[Stored items from a collection]
# # # # # # #

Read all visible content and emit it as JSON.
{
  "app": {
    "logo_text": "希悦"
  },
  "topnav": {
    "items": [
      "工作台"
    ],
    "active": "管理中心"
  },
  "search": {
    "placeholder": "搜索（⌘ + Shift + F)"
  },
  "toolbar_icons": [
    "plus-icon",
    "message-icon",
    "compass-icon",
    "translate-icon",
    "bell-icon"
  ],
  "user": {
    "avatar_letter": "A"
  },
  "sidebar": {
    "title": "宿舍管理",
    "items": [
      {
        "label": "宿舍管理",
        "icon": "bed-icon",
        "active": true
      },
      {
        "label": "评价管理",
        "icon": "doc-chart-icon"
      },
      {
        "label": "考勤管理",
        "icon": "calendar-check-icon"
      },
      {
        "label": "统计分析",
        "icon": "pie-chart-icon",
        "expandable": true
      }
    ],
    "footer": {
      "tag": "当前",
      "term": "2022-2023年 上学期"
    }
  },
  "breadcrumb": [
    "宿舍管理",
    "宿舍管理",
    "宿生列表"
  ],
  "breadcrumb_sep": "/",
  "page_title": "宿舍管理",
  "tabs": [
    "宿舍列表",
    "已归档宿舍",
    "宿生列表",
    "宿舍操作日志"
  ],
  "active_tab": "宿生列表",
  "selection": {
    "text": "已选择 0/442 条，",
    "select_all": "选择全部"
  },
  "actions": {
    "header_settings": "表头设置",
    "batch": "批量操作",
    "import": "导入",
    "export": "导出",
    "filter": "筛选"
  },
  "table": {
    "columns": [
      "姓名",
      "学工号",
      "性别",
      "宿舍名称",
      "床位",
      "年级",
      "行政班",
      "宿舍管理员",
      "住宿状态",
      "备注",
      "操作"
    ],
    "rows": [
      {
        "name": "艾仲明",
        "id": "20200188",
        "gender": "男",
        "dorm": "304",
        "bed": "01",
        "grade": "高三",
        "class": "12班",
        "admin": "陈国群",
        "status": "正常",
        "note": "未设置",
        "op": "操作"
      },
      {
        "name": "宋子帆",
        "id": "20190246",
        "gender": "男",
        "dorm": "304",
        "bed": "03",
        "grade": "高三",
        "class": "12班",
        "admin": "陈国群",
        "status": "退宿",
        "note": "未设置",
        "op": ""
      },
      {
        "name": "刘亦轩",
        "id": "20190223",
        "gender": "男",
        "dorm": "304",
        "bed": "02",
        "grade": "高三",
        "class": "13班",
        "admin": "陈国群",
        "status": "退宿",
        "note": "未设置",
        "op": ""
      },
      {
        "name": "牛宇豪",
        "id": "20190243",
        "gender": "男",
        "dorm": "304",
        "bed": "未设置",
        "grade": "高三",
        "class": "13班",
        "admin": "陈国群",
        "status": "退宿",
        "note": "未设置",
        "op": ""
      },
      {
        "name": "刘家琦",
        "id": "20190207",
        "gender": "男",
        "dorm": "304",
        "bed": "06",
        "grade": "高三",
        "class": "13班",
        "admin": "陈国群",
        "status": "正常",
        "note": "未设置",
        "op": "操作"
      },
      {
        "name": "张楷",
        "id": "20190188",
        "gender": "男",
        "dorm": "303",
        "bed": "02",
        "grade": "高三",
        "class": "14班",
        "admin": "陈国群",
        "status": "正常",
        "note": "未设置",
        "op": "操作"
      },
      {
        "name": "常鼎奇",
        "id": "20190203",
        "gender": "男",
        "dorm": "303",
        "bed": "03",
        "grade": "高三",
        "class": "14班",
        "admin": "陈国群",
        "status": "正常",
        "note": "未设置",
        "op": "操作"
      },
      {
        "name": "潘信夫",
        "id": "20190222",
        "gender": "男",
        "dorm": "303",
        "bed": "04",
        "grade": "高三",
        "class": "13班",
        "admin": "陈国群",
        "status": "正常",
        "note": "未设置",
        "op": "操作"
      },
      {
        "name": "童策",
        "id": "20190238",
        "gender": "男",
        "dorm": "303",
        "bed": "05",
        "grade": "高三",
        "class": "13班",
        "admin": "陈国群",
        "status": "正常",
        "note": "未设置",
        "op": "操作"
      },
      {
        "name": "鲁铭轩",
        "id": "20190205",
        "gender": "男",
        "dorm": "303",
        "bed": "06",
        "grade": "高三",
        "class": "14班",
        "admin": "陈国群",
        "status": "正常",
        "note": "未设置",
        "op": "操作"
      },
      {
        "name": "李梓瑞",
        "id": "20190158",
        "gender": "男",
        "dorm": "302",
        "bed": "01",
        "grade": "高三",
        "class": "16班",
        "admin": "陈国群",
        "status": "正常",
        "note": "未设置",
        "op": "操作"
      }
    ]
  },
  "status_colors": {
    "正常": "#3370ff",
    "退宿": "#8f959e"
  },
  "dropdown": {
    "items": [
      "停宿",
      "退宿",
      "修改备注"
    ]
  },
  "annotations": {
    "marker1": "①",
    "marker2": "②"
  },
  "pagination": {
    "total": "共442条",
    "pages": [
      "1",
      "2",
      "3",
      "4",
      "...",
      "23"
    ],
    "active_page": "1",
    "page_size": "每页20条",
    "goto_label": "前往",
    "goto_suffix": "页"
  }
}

# # # # # # #

## Required task
Transcribe every entry word for word.

## Exercise answer
Read all visible content and emit it as JSON.
{
  "app": {
    "logo_text": "希悦"
  },
  "topnav": {
    "items": [
      "工作台"
    ],
    "active": "管理中心"
  },
  "search": {
    "placeholder": "搜索（⌘ + Shift + F)"
  },
  "toolbar_icons": [
    "plus-icon",
    "message-icon",
    "compass-icon",
    "translate-icon",
    "bell-icon"
  ],
  "user": {
    "avatar_letter": "A"
  },
  "sidebar": {
    "title": "宿舍管理",
    "items": [
      {
        "label": "宿舍管理",
        "icon": "bed-icon",
        "active": true
      },
      {
        "label": "评价管理",
        "icon": "doc-chart-icon"
      },
      {
        "label": "考勤管理",
        "icon": "calendar-check-icon"
      },
      {
        "label": "统计分析",
        "icon": "pie-chart-icon",
        "expandable": true
      }
    ],
    "footer": {
      "tag": "当前",
      "term": "2022-2023年 上学期"
    }
  },
  "breadcrumb": [
    "宿舍管理",
    "宿舍管理",
    "宿生列表"
  ],
  "breadcrumb_sep": "/",
  "page_title": "宿舍管理",
  "tabs": [
    "宿舍列表",
    "已归档宿舍",
    "宿生列表",
    "宿舍操作日志"
  ],
  "active_tab": "宿生列表",
  "selection": {
    "text": "已选择 0/442 条，",
    "select_all": "选择全部"
  },
  "actions": {
    "header_settings": "表头设置",
    "batch": "批量操作",
    "import": "导入",
    "export": "导出",
    "filter": "筛选"
  },
  "table": {
    "columns": [
      "姓名",
      "学工号",
      "性别",
      "宿舍名称",
      "床位",
      "年级",
      "行政班",
      "宿舍管理员",
      "住宿状态",
      "备注",
      "操作"
    ],
    "rows": [
      {
        "name": "艾仲明",
        "id": "20200188",
        "gender": "男",
        "dorm": "304",
        "bed": "01",
        "grade": "高三",
        "class": "12班",
        "admin": "陈国群",
        "status": "正常",
        "note": "未设置",
        "op": "操作"
      },
      {
        "name": "宋子帆",
        "id": "20190246",
        "gender": "男",
        "dorm": "304",
        "bed": "03",
        "grade": "高三",
        "class": "12班",
        "admin": "陈国群",
        "status": "退宿",
        "note": "未设置",
        "op": ""
      },
      {
        "name": "刘亦轩",
        "id": "20190223",
        "gender": "男",
        "dorm": "304",
        "bed": "02",
        "grade": "高三",
        "class": "13班",
        "admin": "陈国群",
        "status": "退宿",
        "note": "未设置",
        "op": ""
      },
      {
        "name": "牛宇豪",
        "id": "20190243",
        "gender": "男",
        "dorm": "304",
        "bed": "未设置",
        "grade": "高三",
        "class": "13班",
        "admin": "陈国群",
        "status": "退宿",
        "note": "未设置",
        "op": ""
      },
      {
        "name": "刘家琦",
        "id": "20190207",
        "gender": "男",
        "dorm": "304",
        "bed": "06",
        "grade": "高三",
        "class": "13班",
        "admin": "陈国群",
        "status": "正常",
        "note": "未设置",
        "op": "操作"
      },
      {
        "name": "张楷",
        "id": "20190188",
        "gender": "男",
        "dorm": "303",
        "bed": "02",
        "grade": "高三",
        "class": "14班",
        "admin": "陈国群",
        "status": "正常",
        "note": "未设置",
        "op": "操作"
      },
      {
        "name": "常鼎奇",
        "id": "20190203",
        "gender": "男",
        "dorm": "303",
        "bed": "03",
        "grade": "高三",
        "class": "14班",
        "admin": "陈国群",
        "status": "正常",
        "note": "未设置",
        "op": "操作"
      },
      {
        "name": "潘信夫",
        "id": "20190222",
        "gender": "男",
        "dorm": "303",
        "bed": "04",
        "grade": "高三",
        "class": "13班",
        "admin": "陈国群",
        "status": "正常",
        "note": "未设置",
        "op": "操作"
      },
      {
        "name": "童策",
        "id": "20190238",
        "gender": "男",
        "dorm": "303",
        "bed": "05",
        "grade": "高三",
        "class": "13班",
        "admin": "陈国群",
        "status": "正常",
        "note": "未设置",
        "op": "操作"
      },
      {
        "name": "鲁铭轩",
        "id": "20190205",
        "gender": "男",
        "dorm": "303",
        "bed": "06",
        "grade": "高三",
        "class": "14班",
        "admin": "陈国群",
        "status": "正常",
        "note": "未设置",
        "op": "操作"
      },
      {
        "name": "李梓瑞",
        "id": "20190158",
        "gender": "男",
        "dorm": "302",
        "bed": "01",
        "grade": "高三",
        "class": "16班",
        "admin": "陈国群",
        "status": "正常",
        "note": "未设置",
        "op": "操作"
      }
    ]
  },
  "status_colors": {
    "正常": "#3370ff",
    "退宿": "#8f959e"
  },
  "dropdown": {
    "items": [
      "停宿",
      "退宿",
      "修改备注"
    ]
  },
  "annotations": {
    "marker1": "①",
    "marker2": "②"
  },
  "pagination": {
    "total": "共442条",
    "pages": [
      "1",
      "2",
      "3",
      "4",
      "...",
      "23"
    ],
    "active_page": "1",
    "page_size": "每页20条",
    "goto_label": "前往",
    "goto_suffix": "页"
  }
}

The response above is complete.